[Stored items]
------------

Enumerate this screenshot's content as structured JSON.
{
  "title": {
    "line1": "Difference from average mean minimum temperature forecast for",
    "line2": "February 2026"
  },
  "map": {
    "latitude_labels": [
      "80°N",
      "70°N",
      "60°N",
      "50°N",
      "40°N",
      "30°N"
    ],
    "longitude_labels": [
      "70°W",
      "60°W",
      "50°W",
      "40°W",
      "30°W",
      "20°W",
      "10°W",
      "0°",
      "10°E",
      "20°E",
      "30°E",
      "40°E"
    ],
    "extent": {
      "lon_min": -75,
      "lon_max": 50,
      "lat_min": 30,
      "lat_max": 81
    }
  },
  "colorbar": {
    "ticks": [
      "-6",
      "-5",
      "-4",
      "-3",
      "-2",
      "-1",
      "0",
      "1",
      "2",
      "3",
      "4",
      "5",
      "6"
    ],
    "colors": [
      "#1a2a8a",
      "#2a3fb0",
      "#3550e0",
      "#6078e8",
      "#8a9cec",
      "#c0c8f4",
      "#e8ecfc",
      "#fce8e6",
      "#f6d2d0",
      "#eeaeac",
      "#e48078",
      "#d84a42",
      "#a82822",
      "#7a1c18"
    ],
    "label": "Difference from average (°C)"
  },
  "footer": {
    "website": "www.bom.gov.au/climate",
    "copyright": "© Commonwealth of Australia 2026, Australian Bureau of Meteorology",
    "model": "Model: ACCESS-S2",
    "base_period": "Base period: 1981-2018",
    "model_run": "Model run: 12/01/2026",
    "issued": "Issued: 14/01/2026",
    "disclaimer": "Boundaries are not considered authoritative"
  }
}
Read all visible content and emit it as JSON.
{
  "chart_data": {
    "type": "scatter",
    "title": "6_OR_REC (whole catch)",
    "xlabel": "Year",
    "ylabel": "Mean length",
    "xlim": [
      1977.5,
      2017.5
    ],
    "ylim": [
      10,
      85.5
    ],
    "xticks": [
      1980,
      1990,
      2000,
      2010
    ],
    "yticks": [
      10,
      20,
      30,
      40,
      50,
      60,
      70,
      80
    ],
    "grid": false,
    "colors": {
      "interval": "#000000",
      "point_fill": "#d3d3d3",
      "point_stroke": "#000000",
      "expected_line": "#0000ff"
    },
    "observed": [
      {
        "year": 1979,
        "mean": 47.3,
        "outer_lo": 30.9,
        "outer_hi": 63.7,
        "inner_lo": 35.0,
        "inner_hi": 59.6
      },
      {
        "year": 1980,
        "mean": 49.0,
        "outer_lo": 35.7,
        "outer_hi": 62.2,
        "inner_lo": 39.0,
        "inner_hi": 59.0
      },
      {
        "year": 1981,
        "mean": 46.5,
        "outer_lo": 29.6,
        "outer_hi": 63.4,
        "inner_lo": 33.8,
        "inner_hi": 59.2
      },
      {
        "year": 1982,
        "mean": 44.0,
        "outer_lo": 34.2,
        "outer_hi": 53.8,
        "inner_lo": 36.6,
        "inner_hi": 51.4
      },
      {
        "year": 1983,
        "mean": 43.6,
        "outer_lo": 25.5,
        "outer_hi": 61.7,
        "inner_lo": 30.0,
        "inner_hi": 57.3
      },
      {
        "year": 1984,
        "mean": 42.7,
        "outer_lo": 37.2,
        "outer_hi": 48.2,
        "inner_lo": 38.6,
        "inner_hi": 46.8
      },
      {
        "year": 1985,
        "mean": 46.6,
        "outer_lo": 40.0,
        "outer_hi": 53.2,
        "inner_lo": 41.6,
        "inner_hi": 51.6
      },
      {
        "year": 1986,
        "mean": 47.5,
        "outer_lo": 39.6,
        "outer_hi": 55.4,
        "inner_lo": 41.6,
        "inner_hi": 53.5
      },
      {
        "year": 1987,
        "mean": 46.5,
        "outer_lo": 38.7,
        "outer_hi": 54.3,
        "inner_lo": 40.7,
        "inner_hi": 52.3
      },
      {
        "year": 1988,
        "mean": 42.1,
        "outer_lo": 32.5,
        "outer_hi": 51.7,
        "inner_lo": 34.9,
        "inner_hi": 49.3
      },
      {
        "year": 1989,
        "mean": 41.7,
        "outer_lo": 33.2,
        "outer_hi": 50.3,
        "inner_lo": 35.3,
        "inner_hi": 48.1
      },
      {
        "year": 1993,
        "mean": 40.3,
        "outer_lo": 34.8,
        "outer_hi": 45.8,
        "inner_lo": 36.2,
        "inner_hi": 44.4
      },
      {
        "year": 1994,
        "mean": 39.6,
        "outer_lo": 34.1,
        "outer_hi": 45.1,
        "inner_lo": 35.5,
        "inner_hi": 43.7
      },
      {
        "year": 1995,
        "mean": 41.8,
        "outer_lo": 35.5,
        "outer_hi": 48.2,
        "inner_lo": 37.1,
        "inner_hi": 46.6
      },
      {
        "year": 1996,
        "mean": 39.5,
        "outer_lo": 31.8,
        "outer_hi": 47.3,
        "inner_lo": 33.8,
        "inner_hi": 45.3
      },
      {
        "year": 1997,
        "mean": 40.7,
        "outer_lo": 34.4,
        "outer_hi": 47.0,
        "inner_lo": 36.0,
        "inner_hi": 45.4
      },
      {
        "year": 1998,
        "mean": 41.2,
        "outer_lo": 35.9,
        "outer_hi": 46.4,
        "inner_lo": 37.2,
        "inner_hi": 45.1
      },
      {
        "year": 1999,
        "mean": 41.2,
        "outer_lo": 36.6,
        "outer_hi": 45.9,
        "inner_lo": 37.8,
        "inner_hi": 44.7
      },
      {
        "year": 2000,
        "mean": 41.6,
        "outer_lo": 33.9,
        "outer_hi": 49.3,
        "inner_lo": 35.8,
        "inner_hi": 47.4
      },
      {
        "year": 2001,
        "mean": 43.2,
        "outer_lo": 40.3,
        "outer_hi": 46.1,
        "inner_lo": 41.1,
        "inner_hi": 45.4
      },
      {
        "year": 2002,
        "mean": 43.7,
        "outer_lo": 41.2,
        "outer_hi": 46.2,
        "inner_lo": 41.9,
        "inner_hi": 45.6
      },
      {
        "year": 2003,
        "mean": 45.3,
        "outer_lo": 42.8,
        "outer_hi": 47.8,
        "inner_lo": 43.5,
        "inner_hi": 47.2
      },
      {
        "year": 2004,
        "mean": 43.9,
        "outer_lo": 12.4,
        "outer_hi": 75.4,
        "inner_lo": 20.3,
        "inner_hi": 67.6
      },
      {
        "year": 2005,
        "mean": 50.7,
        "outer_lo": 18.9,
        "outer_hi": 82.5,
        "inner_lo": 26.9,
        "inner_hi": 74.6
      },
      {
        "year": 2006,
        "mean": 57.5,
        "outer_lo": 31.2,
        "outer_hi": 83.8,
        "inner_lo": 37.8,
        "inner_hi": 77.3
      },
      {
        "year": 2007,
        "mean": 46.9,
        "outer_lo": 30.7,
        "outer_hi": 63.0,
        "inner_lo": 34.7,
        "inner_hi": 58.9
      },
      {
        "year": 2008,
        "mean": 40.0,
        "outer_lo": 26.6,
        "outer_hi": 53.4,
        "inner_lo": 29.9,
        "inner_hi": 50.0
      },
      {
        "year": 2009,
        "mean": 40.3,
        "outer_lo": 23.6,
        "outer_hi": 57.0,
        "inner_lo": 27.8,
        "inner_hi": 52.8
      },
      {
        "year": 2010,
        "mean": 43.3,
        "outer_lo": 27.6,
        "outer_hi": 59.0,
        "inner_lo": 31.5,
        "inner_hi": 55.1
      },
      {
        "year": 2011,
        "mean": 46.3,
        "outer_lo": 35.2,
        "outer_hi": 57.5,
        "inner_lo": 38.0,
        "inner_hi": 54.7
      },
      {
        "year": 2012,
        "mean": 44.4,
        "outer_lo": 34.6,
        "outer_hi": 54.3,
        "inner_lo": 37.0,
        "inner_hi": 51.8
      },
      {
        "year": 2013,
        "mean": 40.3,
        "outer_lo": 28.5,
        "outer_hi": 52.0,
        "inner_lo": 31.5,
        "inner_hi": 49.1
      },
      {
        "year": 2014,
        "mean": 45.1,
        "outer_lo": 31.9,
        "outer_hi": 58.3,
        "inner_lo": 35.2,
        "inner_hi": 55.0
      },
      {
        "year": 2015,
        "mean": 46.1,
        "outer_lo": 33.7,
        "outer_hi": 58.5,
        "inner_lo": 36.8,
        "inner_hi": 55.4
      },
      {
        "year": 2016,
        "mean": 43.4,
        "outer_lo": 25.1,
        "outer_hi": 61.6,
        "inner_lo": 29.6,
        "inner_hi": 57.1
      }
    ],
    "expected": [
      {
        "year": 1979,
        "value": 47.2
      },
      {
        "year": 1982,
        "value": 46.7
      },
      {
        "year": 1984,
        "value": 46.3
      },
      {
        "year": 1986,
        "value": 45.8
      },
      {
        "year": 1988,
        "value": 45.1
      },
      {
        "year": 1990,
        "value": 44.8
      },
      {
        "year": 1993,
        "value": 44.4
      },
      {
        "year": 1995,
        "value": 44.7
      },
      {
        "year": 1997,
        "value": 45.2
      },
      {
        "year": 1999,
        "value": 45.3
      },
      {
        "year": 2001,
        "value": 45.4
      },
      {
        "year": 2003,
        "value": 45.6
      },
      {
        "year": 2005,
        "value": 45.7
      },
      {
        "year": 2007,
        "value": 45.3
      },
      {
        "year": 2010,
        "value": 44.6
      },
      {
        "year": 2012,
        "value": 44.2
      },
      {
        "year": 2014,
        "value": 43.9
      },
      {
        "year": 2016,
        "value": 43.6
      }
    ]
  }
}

------------

• OBJECTIVE
Extract each line from the entries above that contains the string "content".

• RESULT FOR THIS TASK
Enumerate this screenshot's content as structured JSON.
Read all visible content and emit it as JSON.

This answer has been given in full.